Instructions to follow
Repeat the whole listing exactly.

— Begin —

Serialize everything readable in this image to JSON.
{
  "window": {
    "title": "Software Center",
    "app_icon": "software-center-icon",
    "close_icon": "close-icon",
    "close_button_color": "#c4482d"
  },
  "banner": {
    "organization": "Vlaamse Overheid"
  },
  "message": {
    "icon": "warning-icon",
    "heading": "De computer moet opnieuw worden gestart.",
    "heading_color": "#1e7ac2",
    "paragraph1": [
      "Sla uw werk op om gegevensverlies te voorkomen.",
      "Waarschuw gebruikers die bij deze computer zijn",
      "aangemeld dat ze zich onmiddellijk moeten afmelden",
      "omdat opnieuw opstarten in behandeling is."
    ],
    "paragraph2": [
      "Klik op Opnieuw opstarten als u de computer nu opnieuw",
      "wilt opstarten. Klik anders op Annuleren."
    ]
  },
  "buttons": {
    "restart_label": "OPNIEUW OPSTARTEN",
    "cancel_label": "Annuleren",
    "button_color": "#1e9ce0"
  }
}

— End —

Task result
Serialize everything readable in this image to JSON.
{
  "window": {
    "title": "Software Center",
    "app_icon": "software-center-icon",
    "close_icon": "close-icon",
    "close_button_color": "#c4482d"
  },
  "banner": {
    "organization": "Vlaamse Overheid"
  },
  "message": {
    "icon": "warning-icon",
    "heading": "De computer moet opnieuw worden gestart.",
    "heading_color": "#1e7ac2",
    "paragraph1": [
      "Sla uw werk op om gegevensverlies te voorkomen.",
      "Waarschuw gebruikers die bij deze computer zijn",
      "aangemeld dat ze zich onmiddellijk moeten afmelden",
      "omdat opnieuw opstarten in behandeling is."
    ],
    "paragraph2": [
      "Klik op Opnieuw opstarten als u de computer nu opnieuw",
      "wilt opstarten. Klik anders op Annuleren."
    ]
  },
  "buttons": {
    "restart_label": "OPNIEUW OPSTARTEN",
    "cancel_label": "Annuleren",
    "button_color": "#1e9ce0"
  }
}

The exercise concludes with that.